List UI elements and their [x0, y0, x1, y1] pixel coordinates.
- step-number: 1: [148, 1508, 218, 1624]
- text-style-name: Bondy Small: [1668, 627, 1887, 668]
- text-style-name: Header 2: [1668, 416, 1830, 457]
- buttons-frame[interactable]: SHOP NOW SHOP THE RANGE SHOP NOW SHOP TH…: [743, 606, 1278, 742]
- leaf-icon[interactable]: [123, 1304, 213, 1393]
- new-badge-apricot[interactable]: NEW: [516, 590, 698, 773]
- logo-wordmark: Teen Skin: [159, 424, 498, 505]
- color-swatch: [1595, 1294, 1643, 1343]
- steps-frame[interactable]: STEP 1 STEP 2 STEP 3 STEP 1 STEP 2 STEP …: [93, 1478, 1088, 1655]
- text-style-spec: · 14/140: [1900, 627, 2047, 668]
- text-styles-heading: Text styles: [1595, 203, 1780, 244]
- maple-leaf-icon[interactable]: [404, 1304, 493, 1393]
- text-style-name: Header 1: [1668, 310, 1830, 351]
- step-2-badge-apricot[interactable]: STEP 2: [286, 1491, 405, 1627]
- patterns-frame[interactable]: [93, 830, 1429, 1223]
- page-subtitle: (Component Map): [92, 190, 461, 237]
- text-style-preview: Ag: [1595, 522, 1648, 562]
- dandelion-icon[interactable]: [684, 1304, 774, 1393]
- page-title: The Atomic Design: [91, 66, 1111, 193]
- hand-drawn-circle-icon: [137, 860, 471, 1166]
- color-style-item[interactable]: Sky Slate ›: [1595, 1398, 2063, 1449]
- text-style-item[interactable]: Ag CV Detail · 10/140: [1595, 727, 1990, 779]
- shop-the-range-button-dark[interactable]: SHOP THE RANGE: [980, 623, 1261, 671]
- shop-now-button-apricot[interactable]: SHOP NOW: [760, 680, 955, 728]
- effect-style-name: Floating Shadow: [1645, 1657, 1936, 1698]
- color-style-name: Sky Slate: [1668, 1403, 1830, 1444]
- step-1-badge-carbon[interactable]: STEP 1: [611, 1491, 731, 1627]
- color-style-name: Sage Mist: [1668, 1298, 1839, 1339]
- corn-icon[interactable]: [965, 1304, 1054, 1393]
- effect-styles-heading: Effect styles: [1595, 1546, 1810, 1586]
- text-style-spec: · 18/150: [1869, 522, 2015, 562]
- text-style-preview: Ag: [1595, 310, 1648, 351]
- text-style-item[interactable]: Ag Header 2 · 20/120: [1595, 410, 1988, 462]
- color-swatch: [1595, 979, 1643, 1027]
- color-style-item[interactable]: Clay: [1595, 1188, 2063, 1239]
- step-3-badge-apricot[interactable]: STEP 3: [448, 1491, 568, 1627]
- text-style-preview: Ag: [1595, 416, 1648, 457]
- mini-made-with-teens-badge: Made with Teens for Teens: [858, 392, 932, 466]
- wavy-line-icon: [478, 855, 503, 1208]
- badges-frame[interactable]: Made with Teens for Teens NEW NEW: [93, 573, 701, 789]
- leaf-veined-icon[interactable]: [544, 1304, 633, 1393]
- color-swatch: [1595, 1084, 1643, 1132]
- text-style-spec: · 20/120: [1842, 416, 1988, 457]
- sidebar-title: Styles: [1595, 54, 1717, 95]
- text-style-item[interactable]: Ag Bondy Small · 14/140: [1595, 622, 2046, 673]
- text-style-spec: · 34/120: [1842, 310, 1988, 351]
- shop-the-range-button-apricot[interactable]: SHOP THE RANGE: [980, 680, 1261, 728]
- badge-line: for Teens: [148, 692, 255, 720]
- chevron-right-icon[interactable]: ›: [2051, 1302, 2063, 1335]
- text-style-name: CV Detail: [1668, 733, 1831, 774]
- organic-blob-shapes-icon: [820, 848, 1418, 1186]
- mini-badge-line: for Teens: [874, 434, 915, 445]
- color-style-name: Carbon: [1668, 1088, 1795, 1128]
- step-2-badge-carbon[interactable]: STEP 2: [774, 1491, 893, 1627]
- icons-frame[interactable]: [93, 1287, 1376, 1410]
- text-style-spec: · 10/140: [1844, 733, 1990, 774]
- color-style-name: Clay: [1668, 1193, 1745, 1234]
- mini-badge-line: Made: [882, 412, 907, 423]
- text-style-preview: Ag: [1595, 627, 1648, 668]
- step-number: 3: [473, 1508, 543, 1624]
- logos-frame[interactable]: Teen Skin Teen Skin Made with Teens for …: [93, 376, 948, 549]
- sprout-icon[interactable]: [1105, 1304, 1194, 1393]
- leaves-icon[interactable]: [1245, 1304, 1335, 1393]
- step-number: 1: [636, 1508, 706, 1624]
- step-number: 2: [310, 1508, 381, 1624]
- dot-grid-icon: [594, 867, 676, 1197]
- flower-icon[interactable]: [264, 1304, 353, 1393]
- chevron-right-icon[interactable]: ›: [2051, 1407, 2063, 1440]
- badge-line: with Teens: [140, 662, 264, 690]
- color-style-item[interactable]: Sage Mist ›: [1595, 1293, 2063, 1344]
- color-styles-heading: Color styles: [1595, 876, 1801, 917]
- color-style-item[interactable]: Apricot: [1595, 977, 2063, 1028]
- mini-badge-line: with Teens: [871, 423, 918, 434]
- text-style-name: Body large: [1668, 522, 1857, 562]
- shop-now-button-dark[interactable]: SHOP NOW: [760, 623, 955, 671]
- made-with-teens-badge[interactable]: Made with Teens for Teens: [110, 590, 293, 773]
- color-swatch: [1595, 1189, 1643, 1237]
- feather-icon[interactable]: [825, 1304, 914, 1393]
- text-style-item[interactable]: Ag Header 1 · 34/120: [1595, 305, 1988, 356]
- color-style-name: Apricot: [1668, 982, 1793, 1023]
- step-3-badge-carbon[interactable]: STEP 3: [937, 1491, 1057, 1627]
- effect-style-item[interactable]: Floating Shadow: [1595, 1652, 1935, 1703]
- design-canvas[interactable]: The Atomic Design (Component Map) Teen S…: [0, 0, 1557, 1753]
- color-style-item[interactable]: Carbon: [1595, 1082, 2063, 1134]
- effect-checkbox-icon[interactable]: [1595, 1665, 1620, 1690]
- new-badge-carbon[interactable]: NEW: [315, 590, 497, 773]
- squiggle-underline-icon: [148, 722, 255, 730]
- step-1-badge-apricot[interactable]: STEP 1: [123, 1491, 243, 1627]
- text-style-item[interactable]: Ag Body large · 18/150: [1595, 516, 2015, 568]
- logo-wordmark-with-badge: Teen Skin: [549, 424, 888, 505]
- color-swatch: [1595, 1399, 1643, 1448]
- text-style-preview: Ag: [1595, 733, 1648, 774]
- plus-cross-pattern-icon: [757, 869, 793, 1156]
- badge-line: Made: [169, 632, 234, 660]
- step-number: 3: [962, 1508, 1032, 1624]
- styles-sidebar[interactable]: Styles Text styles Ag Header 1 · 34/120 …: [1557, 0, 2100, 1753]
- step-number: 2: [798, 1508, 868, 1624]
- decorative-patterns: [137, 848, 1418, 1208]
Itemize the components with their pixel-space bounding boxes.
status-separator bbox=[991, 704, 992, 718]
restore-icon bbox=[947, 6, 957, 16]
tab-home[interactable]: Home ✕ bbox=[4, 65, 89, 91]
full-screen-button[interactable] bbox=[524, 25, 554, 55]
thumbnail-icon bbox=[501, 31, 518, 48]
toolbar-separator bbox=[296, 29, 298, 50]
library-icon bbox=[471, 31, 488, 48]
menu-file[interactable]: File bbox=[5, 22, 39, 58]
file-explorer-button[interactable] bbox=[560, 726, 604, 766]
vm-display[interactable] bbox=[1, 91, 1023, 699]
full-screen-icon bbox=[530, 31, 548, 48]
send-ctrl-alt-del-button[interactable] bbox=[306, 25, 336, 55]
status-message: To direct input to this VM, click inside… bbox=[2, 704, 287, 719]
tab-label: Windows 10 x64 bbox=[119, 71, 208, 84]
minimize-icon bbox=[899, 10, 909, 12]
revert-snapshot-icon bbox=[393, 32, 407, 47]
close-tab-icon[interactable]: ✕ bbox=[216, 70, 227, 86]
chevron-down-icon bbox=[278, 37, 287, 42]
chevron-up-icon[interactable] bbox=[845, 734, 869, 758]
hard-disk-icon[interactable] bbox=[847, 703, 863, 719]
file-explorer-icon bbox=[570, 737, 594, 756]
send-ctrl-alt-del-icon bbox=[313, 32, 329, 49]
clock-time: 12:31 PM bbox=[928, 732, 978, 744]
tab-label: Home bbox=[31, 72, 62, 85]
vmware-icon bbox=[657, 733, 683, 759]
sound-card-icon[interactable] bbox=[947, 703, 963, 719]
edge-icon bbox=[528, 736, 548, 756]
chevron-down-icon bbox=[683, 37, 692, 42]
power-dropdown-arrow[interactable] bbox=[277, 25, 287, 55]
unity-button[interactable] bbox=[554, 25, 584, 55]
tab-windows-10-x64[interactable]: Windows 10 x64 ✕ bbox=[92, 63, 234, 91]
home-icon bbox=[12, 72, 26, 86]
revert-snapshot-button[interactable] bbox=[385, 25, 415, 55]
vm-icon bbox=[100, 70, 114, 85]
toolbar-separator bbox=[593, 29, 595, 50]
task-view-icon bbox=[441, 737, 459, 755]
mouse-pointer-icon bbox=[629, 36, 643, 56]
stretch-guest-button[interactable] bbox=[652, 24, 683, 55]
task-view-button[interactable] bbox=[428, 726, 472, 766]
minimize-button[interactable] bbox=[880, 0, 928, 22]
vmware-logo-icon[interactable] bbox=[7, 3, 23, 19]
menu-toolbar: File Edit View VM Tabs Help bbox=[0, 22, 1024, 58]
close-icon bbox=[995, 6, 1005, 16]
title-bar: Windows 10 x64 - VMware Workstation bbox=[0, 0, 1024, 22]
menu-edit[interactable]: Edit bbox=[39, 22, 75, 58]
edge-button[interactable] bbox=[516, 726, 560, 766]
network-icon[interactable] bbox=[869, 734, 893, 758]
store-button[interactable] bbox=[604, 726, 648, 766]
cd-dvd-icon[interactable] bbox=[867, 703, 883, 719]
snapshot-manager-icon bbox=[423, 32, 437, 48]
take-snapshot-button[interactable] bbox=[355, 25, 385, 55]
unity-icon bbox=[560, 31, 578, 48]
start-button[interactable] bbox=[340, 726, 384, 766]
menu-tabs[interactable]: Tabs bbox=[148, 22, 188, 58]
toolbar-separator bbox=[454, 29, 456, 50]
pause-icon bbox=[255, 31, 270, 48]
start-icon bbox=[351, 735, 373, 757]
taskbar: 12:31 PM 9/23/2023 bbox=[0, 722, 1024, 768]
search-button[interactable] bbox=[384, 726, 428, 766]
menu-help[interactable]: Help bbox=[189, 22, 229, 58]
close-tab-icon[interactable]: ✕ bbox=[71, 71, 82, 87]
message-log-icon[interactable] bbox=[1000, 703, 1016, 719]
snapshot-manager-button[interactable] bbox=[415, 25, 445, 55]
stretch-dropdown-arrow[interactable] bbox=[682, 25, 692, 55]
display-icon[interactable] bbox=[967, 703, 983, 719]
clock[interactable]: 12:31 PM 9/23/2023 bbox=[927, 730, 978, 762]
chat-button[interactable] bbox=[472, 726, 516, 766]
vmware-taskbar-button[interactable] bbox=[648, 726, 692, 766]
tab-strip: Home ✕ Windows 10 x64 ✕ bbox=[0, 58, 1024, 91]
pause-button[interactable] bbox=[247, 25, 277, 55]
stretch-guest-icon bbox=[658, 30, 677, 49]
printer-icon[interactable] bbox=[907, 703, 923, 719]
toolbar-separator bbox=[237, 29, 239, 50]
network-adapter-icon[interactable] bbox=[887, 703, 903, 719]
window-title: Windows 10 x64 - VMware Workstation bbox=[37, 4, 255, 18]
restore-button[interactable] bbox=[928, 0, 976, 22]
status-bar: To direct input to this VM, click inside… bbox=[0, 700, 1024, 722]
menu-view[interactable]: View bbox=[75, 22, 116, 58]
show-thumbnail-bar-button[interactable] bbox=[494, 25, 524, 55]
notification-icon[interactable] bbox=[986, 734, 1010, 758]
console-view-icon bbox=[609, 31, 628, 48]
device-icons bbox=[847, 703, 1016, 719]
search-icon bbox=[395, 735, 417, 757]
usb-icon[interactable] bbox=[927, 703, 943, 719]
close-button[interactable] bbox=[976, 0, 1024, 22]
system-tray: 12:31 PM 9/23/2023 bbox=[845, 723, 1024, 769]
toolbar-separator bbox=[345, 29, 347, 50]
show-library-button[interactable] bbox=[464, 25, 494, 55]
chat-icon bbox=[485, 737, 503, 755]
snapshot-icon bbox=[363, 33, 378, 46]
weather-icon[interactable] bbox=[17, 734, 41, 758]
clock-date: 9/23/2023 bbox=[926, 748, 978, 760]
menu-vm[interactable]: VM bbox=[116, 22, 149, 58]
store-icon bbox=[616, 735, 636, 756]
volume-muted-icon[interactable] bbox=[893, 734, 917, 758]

## Work to be completed
Transcribe the part of the entries that runs from their first line through the line containing "- corn-icon[interactable]: [965, 1304, 1054, 1393]", including both of those lines.

## Exercise response
List UI elements and their [x0, y0, x1, y1] pixel coordinates.
- step-number: 1: [148, 1508, 218, 1624]
- text-style-name: Bondy Small: [1668, 627, 1887, 668]
- text-style-name: Header 2: [1668, 416, 1830, 457]
- buttons-frame[interactable]: SHOP NOW SHOP THE RANGE SHOP NOW SHOP TH…: [743, 606, 1278, 742]
- leaf-icon[interactable]: [123, 1304, 213, 1393]
- new-badge-apricot[interactable]: NEW: [516, 590, 698, 773]
- logo-wordmark: Teen Skin: [159, 424, 498, 505]
- color-swatch: [1595, 1294, 1643, 1343]
- steps-frame[interactable]: STEP 1 STEP 2 STEP 3 STEP 1 STEP 2 STEP …: [93, 1478, 1088, 1655]
- text-style-spec: · 14/140: [1900, 627, 2047, 668]
- text-styles-heading: Text styles: [1595, 203, 1780, 244]
- maple-leaf-icon[interactable]: [404, 1304, 493, 1393]
- text-style-name: Header 1: [1668, 310, 1830, 351]
- step-2-badge-apricot[interactable]: STEP 2: [286, 1491, 405, 1627]
- patterns-frame[interactable]: [93, 830, 1429, 1223]
- page-subtitle: (Component Map): [92, 190, 461, 237]
- text-style-preview: Ag: [1595, 522, 1648, 562]
- dandelion-icon[interactable]: [684, 1304, 774, 1393]
- page-title: The Atomic Design: [91, 66, 1111, 193]
- hand-drawn-circle-icon: [137, 860, 471, 1166]
- color-style-item[interactable]: Sky Slate ›: [1595, 1398, 2063, 1449]
- text-style-item[interactable]: Ag CV Detail · 10/140: [1595, 727, 1990, 779]
- shop-the-range-button-dark[interactable]: SHOP THE RANGE: [980, 623, 1261, 671]
- shop-now-button-apricot[interactable]: SHOP NOW: [760, 680, 955, 728]
- effect-style-name: Floating Shadow: [1645, 1657, 1936, 1698]
- color-style-name: Sky Slate: [1668, 1403, 1830, 1444]
- step-1-badge-carbon[interactable]: STEP 1: [611, 1491, 731, 1627]
- color-style-name: Sage Mist: [1668, 1298, 1839, 1339]
- corn-icon[interactable]: [965, 1304, 1054, 1393]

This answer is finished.